_Items from a figure collection_
§

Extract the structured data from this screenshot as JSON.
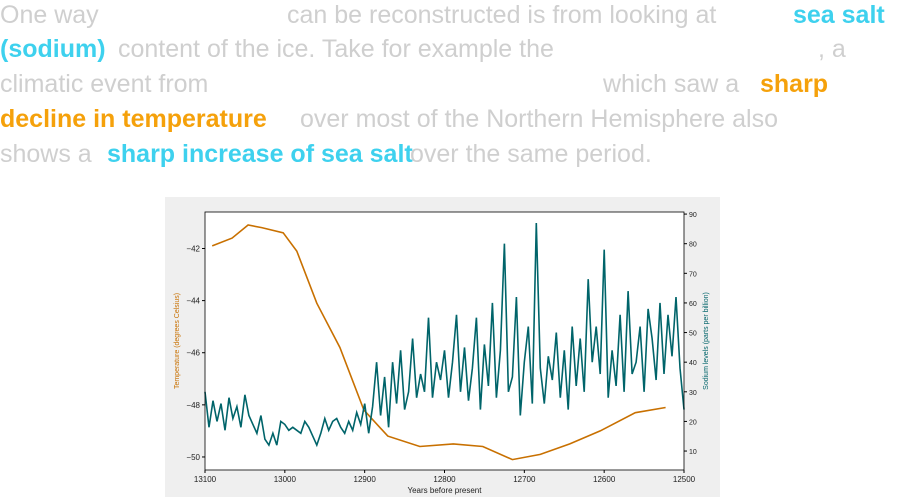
{
  "paragraph": [
    [
      {
        "text": "One way",
        "style": "plain"
      },
      {
        "text": "can be reconstructed is from looking at",
        "style": "plain"
      },
      {
        "text": "sea salt",
        "style": "salt"
      }
    ],
    [
      {
        "text": "(sodium)",
        "style": "salt"
      },
      {
        "text": "content of the ice. Take for example the",
        "style": "plain"
      },
      {
        "text": ", a",
        "style": "plain"
      }
    ],
    [
      {
        "text": "climatic event from",
        "style": "plain"
      },
      {
        "text": "which saw a",
        "style": "plain"
      },
      {
        "text": "sharp",
        "style": "temp"
      }
    ],
    [
      {
        "text": "decline in temperature",
        "style": "temp"
      },
      {
        "text": "over most of the Northern Hemisphere also",
        "style": "plain"
      }
    ],
    [
      {
        "text": "shows a",
        "style": "plain"
      },
      {
        "text": "sharp increase of sea salt",
        "style": "salt"
      },
      {
        "text": "over the same period.",
        "style": "plain"
      }
    ]
  ],
  "chart_data": {
    "type": "line",
    "x_label": "Years before present",
    "y_label": "Temperature (degrees Celsius)",
    "y2_label": "Sodium levels (parts per billion)",
    "xlim": [
      13100,
      12500
    ],
    "xticks": [
      13100,
      13000,
      12900,
      12800,
      12700,
      12600,
      12500
    ],
    "ylim": [
      -50.5,
      -40.6
    ],
    "yticks": [
      {
        "value": -50,
        "label": "−50"
      },
      {
        "value": -48,
        "label": "−48"
      },
      {
        "value": -46,
        "label": "−46"
      },
      {
        "value": -44,
        "label": "−44"
      },
      {
        "value": -42,
        "label": "−42"
      }
    ],
    "y2lim": [
      3.6,
      90.7
    ],
    "y2ticks": [
      10,
      20,
      30,
      40,
      50,
      60,
      70,
      80,
      90
    ],
    "series": [
      {
        "name": "Temperature",
        "color": "#c87000",
        "axis": "y",
        "x": [
          13091,
          13066,
          13046,
          13029,
          13002,
          12985,
          12960,
          12931,
          12901,
          12871,
          12831,
          12789,
          12752,
          12715,
          12680,
          12643,
          12605,
          12561,
          12523
        ],
        "values": [
          -41.9,
          -41.6,
          -41.1,
          -41.2,
          -41.4,
          -42.1,
          -44.1,
          -45.8,
          -48.2,
          -49.2,
          -49.6,
          -49.5,
          -49.6,
          -50.1,
          -49.9,
          -49.5,
          -49.0,
          -48.3,
          -48.1
        ]
      },
      {
        "name": "Sodium",
        "color": "#00646a",
        "axis": "y2",
        "x": [
          13100,
          13095,
          13090,
          13085,
          13080,
          13075,
          13070,
          13065,
          13060,
          13055,
          13050,
          13045,
          13040,
          13035,
          13030,
          13025,
          13020,
          13015,
          13010,
          13005,
          13000,
          12995,
          12990,
          12985,
          12980,
          12975,
          12970,
          12965,
          12960,
          12955,
          12950,
          12945,
          12940,
          12935,
          12930,
          12925,
          12920,
          12915,
          12910,
          12905,
          12900,
          12895,
          12890,
          12885,
          12880,
          12875,
          12870,
          12865,
          12860,
          12855,
          12850,
          12845,
          12840,
          12835,
          12830,
          12825,
          12820,
          12815,
          12810,
          12805,
          12800,
          12795,
          12790,
          12785,
          12780,
          12775,
          12770,
          12765,
          12760,
          12755,
          12750,
          12745,
          12740,
          12735,
          12730,
          12725,
          12720,
          12715,
          12710,
          12705,
          12700,
          12695,
          12690,
          12685,
          12680,
          12675,
          12670,
          12665,
          12660,
          12655,
          12650,
          12645,
          12640,
          12635,
          12630,
          12625,
          12620,
          12615,
          12610,
          12605,
          12600,
          12595,
          12590,
          12585,
          12580,
          12575,
          12570,
          12565,
          12560,
          12555,
          12550,
          12545,
          12540,
          12535,
          12530,
          12525,
          12520,
          12515,
          12510,
          12505,
          12500
        ],
        "values": [
          30,
          18,
          27,
          20,
          26,
          17,
          28,
          21,
          25,
          18,
          29,
          22,
          19,
          16,
          22,
          14,
          12,
          16,
          12,
          20,
          19,
          17,
          18,
          17,
          16,
          20,
          18,
          15,
          12,
          16,
          21,
          17,
          20,
          21,
          18,
          16,
          20,
          17,
          23,
          19,
          26,
          16,
          25,
          40,
          22,
          35,
          18,
          40,
          26,
          44,
          24,
          30,
          48,
          28,
          36,
          30,
          55,
          28,
          40,
          34,
          44,
          28,
          40,
          56,
          30,
          45,
          27,
          38,
          55,
          24,
          46,
          32,
          60,
          28,
          44,
          80,
          30,
          35,
          62,
          22,
          40,
          52,
          26,
          87,
          38,
          26,
          42,
          34,
          50,
          28,
          44,
          24,
          52,
          32,
          48,
          30,
          68,
          40,
          52,
          36,
          78,
          28,
          44,
          32,
          56,
          30,
          64,
          36,
          40,
          52,
          30,
          58,
          48,
          34,
          60,
          36,
          56,
          42,
          62,
          38,
          24
        ]
      }
    ]
  }
}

§

_What you will do_
Write out the full set of lines verbatim, without the pictures.

_Expected output_
Extract the structured data from this screenshot as JSON.
{
  "paragraph": [
    [
      {
        "text": "One way",
        "style": "plain"
      },
      {
        "text": "can be reconstructed is from looking at",
        "style": "plain"
      },
      {
        "text": "sea salt",
        "style": "salt"
      }
    ],
    [
      {
        "text": "(sodium)",
        "style": "salt"
      },
      {
        "text": "content of the ice. Take for example the",
        "style": "plain"
      },
      {
        "text": ", a",
        "style": "plain"
      }
    ],
    [
      {
        "text": "climatic event from",
        "style": "plain"
      },
      {
        "text": "which saw a",
        "style": "plain"
      },
      {
        "text": "sharp",
        "style": "temp"
      }
    ],
    [
      {
        "text": "decline in temperature",
        "style": "temp"
      },
      {
        "text": "over most of the Northern Hemisphere also",
        "style": "plain"
      }
    ],
    [
      {
        "text": "shows a",
        "style": "plain"
      },
      {
        "text": "sharp increase of sea salt",
        "style": "salt"
      },
      {
        "text": "over the same period.",
        "style": "plain"
      }
    ]
  ],
  "chart_data": {
    "type": "line",
    "x_label": "Years before present",
    "y_label": "Temperature (degrees Celsius)",
    "y2_label": "Sodium levels (parts per billion)",
    "xlim": [
      13100,
      12500
    ],
    "xticks": [
      13100,
      13000,
      12900,
      12800,
      12700,
      12600,
      12500
    ],
    "ylim": [
      -50.5,
      -40.6
    ],
    "yticks": [
      {
        "value": -50,
        "label": "−50"
      },
      {
        "value": -48,
        "label": "−48"
      },
      {
        "value": -46,
        "label": "−46"
      },
      {
        "value": -44,
        "label": "−44"
      },
      {
        "value": -42,
        "label": "−42"
      }
    ],
    "y2lim": [
      3.6,
      90.7
    ],
    "y2ticks": [
      10,
      20,
      30,
      40,
      50,
      60,
      70,
      80,
      90
    ],
    "series": [
      {
        "name": "Temperature",
        "color": "#c87000",
        "axis": "y",
        "x": [
          13091,
          13066,
          13046,
          13029,
          13002,
          12985,
          12960,
          12931,
          12901,
          12871,
          12831,
          12789,
          12752,
          12715,
          12680,
          12643,
          12605,
          12561,
          12523
        ],
        "values": [
          -41.9,
          -41.6,
          -41.1,
          -41.2,
          -41.4,
          -42.1,
          -44.1,
          -45.8,
          -48.2,
          -49.2,
          -49.6,
          -49.5,
          -49.6,
          -50.1,
          -49.9,
          -49.5,
          -49.0,
          -48.3,
          -48.1
        ]
      },
      {
        "name": "Sodium",
        "color": "#00646a",
        "axis": "y2",
        "x": [
          13100,
          13095,
          13090,
          13085,
          13080,
          13075,
          13070,
          13065,
          13060,
          13055,
          13050,
          13045,
          13040,
          13035,
          13030,
          13025,
          13020,
          13015,
          13010,
          13005,
          13000,
          12995,
          12990,
          12985,
          12980,
          12975,
          12970,
          12965,
          12960,
          12955,
          12950,
          12945,
          12940,
          12935,
          12930,
          12925,
          12920,
          12915,
          12910,
          12905,
          12900,
          12895,
          12890,
          12885,
          12880,
          12875,
          12870,
          12865,
          12860,
          12855,
          12850,
          12845,
          12840,
          12835,
          12830,
          12825,
          12820,
          12815,
          12810,
          12805,
          12800,
          12795,
          12790,
          12785,
          12780,
          12775,
          12770,
          12765,
          12760,
          12755,
          12750,
          12745,
          12740,
          12735,
          12730,
          12725,
          12720,
          12715,
          12710,
          12705,
          12700,
          12695,
          12690,
          12685,
          12680,
          12675,
          12670,
          12665,
          12660,
          12655,
          12650,
          12645,
          12640,
          12635,
          12630,
          12625,
          12620,
          12615,
          12610,
          12605,
          12600,
          12595,
          12590,
          12585,
          12580,
          12575,
          12570,
          12565,
          12560,
          12555,
          12550,
          12545,
          12540,
          12535,
          12530,
          12525,
          12520,
          12515,
          12510,
          12505,
          12500
        ],
        "values": [
          30,
          18,
          27,
          20,
          26,
          17,
          28,
          21,
          25,
          18,
          29,
          22,
          19,
          16,
          22,
          14,
          12,
          16,
          12,
          20,
          19,
          17,
          18,
          17,
          16,
          20,
          18,
          15,
          12,
          16,
          21,
          17,
          20,
          21,
          18,
          16,
          20,
          17,
          23,
          19,
          26,
          16,
          25,
          40,
          22,
          35,
          18,
          40,
          26,
          44,
          24,
          30,
          48,
          28,
          36,
          30,
          55,
          28,
          40,
          34,
          44,
          28,
          40,
          56,
          30,
          45,
          27,
          38,
          55,
          24,
          46,
          32,
          60,
          28,
          44,
          80,
          30,
          35,
          62,
          22,
          40,
          52,
          26,
          87,
          38,
          26,
          42,
          34,
          50,
          28,
          44,
          24,
          52,
          32,
          48,
          30,
          68,
          40,
          52,
          36,
          78,
          28,
          44,
          32,
          56,
          30,
          64,
          36,
          40,
          52,
          30,
          58,
          48,
          34,
          60,
          36,
          56,
          42,
          62,
          38,
          24
        ]
      }
    ]
  }
}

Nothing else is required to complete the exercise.